## start Records shown

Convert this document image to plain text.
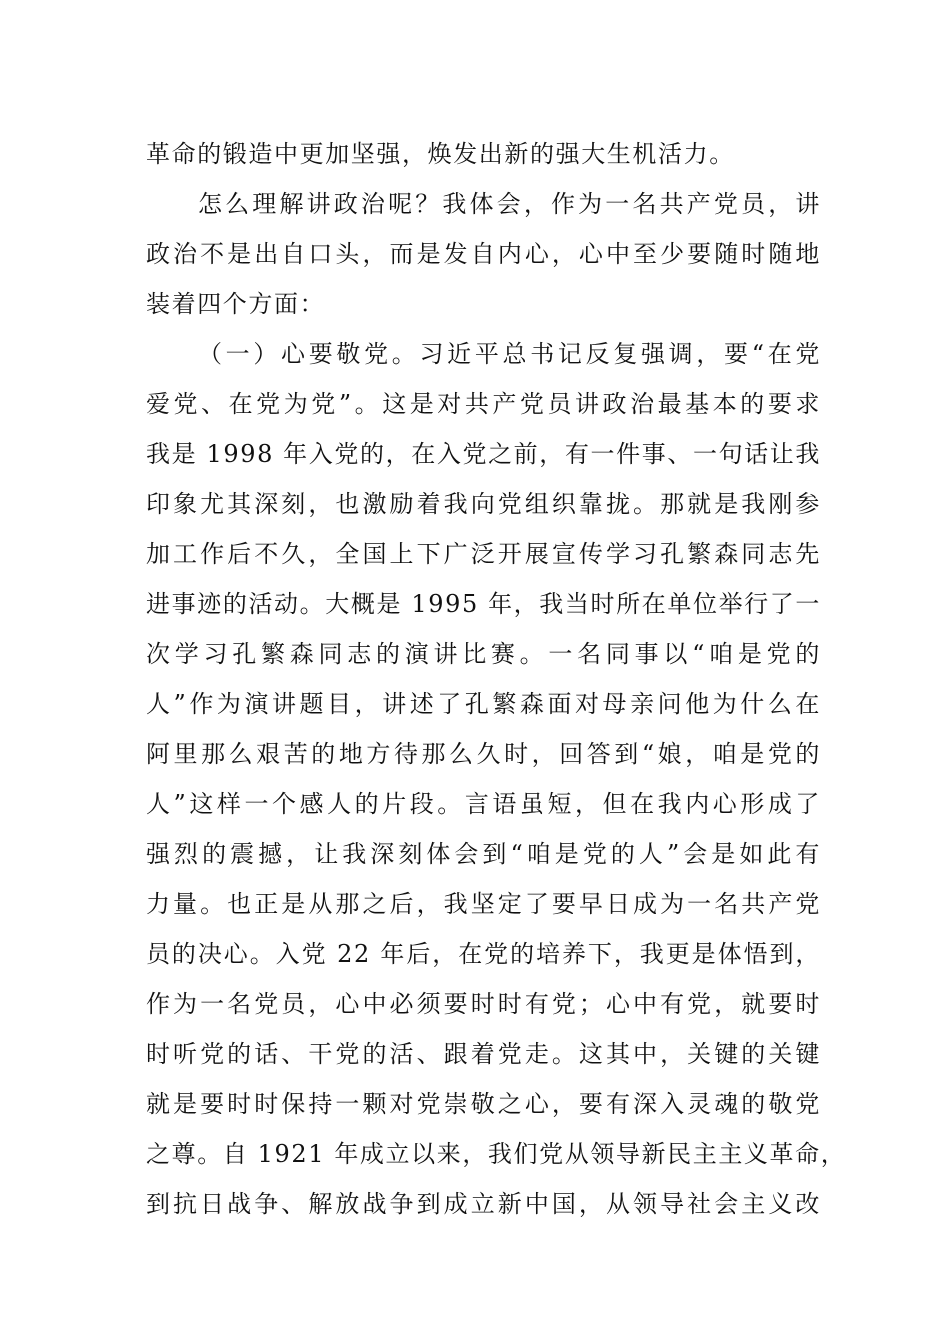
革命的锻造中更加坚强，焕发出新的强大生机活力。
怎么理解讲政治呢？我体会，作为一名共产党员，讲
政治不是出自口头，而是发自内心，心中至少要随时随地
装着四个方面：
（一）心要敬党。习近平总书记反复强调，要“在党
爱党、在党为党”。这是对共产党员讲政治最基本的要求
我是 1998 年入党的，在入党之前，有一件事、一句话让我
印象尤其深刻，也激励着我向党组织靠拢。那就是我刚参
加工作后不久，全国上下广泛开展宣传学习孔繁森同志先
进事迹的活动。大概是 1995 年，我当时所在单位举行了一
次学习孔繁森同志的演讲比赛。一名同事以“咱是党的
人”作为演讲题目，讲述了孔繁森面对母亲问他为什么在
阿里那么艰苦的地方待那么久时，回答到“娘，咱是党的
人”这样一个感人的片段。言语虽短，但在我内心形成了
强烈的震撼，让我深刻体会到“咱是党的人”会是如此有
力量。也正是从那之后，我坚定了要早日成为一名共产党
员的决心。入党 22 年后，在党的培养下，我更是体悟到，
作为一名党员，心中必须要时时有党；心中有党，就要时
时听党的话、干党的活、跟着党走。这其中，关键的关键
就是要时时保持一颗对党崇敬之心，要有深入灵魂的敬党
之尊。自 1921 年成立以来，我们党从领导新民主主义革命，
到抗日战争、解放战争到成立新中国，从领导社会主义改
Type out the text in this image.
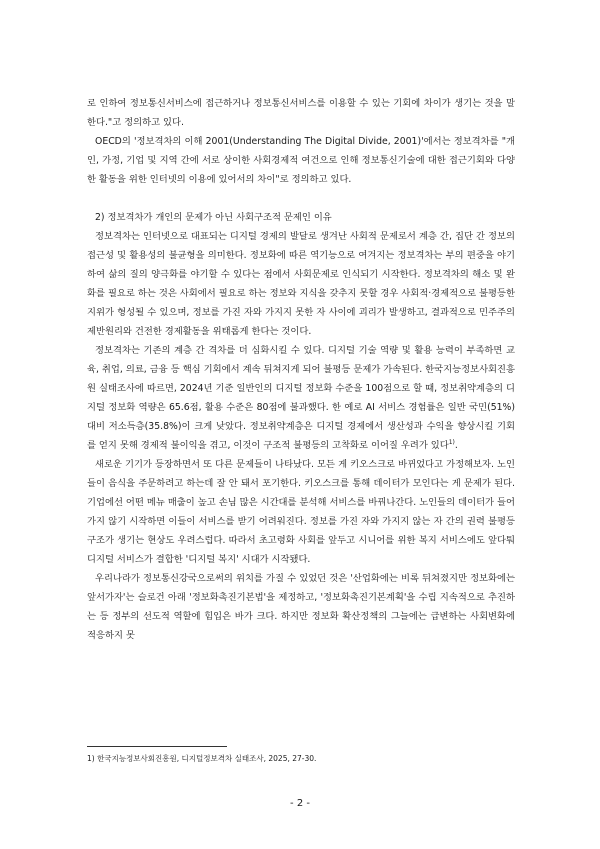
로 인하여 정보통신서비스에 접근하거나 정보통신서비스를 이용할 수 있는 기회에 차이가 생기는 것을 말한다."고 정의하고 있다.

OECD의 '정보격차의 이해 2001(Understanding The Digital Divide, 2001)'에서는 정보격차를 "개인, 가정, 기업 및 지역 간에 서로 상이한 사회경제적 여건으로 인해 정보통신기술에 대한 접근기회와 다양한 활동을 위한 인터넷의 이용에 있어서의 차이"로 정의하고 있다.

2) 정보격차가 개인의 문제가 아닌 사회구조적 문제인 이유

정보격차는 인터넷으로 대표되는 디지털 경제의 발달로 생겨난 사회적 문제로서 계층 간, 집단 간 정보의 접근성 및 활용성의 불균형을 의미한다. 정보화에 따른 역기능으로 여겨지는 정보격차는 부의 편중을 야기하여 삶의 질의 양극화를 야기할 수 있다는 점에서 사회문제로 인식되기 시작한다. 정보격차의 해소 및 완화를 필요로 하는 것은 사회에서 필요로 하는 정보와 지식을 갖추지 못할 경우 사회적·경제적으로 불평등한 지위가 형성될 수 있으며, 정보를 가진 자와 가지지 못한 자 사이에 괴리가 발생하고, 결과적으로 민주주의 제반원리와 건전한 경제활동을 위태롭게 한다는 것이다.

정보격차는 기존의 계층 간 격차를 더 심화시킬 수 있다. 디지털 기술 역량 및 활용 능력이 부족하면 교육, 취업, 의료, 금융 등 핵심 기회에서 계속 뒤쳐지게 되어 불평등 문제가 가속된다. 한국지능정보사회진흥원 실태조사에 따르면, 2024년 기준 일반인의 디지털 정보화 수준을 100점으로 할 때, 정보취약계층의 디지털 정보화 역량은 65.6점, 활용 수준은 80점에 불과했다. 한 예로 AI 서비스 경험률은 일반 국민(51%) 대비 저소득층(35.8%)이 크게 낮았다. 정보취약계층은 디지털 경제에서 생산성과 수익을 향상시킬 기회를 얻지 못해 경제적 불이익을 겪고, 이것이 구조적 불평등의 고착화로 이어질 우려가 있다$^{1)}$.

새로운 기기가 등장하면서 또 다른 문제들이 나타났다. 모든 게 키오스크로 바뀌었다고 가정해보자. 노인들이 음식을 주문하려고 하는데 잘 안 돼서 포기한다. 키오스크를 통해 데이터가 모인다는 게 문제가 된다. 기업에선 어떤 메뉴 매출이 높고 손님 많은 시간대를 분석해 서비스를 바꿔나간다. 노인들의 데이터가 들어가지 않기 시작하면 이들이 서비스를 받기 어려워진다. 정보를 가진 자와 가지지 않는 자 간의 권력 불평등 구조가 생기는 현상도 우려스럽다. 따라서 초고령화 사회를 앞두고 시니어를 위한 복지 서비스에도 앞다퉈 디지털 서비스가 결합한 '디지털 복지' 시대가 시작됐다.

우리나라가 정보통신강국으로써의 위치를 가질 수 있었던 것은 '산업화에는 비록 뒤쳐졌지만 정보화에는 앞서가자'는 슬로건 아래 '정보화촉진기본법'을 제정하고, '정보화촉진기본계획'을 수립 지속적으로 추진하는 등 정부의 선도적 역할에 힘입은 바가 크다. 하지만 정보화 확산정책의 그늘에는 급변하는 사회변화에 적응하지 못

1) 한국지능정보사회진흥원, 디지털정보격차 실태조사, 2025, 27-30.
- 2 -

## end Records shown
## start Records shown

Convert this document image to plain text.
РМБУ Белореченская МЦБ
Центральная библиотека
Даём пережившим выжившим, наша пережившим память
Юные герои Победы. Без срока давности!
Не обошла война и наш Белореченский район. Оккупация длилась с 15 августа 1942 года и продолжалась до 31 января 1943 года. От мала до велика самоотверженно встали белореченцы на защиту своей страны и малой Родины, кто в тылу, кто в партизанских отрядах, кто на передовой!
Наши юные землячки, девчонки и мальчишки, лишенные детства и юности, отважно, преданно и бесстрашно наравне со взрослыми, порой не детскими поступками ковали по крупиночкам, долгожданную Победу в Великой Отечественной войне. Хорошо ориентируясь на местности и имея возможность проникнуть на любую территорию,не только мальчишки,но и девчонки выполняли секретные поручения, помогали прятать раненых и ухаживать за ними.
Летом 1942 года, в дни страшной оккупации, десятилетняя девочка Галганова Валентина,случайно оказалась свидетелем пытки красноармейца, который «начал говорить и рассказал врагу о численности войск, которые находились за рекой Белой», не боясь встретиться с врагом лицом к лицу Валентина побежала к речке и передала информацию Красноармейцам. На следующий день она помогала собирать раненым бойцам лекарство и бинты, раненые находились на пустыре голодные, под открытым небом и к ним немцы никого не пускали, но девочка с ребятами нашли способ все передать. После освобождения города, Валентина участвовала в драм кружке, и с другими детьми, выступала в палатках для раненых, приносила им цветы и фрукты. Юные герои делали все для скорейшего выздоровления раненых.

## end Records shown

■ **Task requirements**
Extract every line containing the string "정보격차는" from the material.

■ **Answer in full**
정보격차는 인터넷으로 대표되는 디지털 경제의 발달로 생겨난 사회적 문제로서 계층 간, 집단 간 정보의 접근성 및 활용성의 불균형을 의미한다. 정보화에 따른 역기능으로 여겨지는 정보격차는 부의 편중을 야기하여 삶의 질의 양극화를 야기할 수 있다는 점에서 사회문제로 인식되기 시작한다. 정보격차의 해소 및 완화를 필요로 하는 것은 사회에서 필요로 하는 정보와 지식을 갖추지 못할 경우 사회적·경제적으로 불평등한 지위가 형성될 수 있으며, 정보를 가진 자와 가지지 못한 자 사이에 괴리가 발생하고, 결과적으로 민주주의 제반원리와 건전한 경제활동을 위태롭게 한다는 것이다.
정보격차는 기존의 계층 간 격차를 더 심화시킬 수 있다. 디지털 기술 역량 및 활용 능력이 부족하면 교육, 취업, 의료, 금융 등 핵심 기회에서 계속 뒤쳐지게 되어 불평등 문제가 가속된다. 한국지능정보사회진흥원 실태조사에 따르면, 2024년 기준 일반인의 디지털 정보화 수준을 100점으로 할 때, 정보취약계층의 디지털 정보화 역량은 65.6점, 활용 수준은 80점에 불과했다. 한 예로 AI 서비스 경험률은 일반 국민(51%) 대비 저소득층(35.8%)이 크게 낮았다. 정보취약계층은 디지털 경제에서 생산성과 수익을 향상시킬 기회를 얻지 못해 경제적 불이익을 겪고, 이것이 구조적 불평등의 고착화로 이어질 우려가 있다$^{1)}$.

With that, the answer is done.